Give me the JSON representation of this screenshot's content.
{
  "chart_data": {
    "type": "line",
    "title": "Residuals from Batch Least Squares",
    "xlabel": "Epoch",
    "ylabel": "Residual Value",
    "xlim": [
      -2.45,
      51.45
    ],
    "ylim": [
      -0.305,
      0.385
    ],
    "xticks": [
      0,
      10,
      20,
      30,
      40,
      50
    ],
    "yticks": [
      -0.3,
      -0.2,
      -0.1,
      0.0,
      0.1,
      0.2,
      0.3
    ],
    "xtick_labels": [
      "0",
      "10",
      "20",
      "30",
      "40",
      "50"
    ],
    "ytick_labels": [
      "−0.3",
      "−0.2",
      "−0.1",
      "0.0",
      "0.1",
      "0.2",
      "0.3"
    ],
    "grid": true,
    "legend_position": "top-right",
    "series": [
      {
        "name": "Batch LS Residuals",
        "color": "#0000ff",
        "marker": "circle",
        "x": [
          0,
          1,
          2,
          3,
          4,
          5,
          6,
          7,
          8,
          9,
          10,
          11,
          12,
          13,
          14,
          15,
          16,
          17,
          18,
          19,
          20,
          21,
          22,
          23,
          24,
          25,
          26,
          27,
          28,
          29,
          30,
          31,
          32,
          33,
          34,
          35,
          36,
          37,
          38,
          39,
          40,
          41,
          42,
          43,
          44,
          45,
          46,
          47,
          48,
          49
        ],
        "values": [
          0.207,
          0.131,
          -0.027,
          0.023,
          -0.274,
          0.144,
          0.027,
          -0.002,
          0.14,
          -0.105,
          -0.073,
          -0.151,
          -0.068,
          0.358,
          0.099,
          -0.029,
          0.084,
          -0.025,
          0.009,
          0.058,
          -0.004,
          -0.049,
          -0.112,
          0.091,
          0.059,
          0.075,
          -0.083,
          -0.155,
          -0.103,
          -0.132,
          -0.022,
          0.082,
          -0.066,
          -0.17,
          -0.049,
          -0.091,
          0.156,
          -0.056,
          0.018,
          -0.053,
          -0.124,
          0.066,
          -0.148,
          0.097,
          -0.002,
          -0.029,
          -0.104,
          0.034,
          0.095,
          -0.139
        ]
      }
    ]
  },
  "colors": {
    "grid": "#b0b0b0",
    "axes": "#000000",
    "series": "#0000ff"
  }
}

•••

PROBLEM:
Read the entries above, then pull out the lines that include "Residuals".

SOLUTION TO THIS PROBLEM:
    "title": "Residuals from Batch Least Squares",
        "name": "Batch LS Residuals",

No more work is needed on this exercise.